Task directions> Word for word, restate every line of the material.

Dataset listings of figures
<<<<

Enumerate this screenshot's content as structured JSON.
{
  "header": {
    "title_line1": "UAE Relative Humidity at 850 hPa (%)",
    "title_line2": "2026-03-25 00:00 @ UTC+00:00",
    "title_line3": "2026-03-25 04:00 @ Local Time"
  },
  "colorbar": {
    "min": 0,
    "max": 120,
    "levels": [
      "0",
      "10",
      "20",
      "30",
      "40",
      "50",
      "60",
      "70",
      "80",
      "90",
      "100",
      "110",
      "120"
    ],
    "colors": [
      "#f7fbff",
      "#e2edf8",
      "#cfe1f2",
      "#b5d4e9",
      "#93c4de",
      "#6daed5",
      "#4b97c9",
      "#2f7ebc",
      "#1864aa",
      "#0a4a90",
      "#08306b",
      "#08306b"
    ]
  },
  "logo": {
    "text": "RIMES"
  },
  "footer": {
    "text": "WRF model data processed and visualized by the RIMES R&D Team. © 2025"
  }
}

>>>>

Response to the task>
Enumerate this screenshot's content as structured JSON.
{
  "header": {
    "title_line1": "UAE Relative Humidity at 850 hPa (%)",
    "title_line2": "2026-03-25 00:00 @ UTC+00:00",
    "title_line3": "2026-03-25 04:00 @ Local Time"
  },
  "colorbar": {
    "min": 0,
    "max": 120,
    "levels": [
      "0",
      "10",
      "20",
      "30",
      "40",
      "50",
      "60",
      "70",
      "80",
      "90",
      "100",
      "110",
      "120"
    ],
    "colors": [
      "#f7fbff",
      "#e2edf8",
      "#cfe1f2",
      "#b5d4e9",
      "#93c4de",
      "#6daed5",
      "#4b97c9",
      "#2f7ebc",
      "#1864aa",
      "#0a4a90",
      "#08306b",
      "#08306b"
    ]
  },
  "logo": {
    "text": "RIMES"
  },
  "footer": {
    "text": "WRF model data processed and visualized by the RIMES R&D Team. © 2025"
  }
}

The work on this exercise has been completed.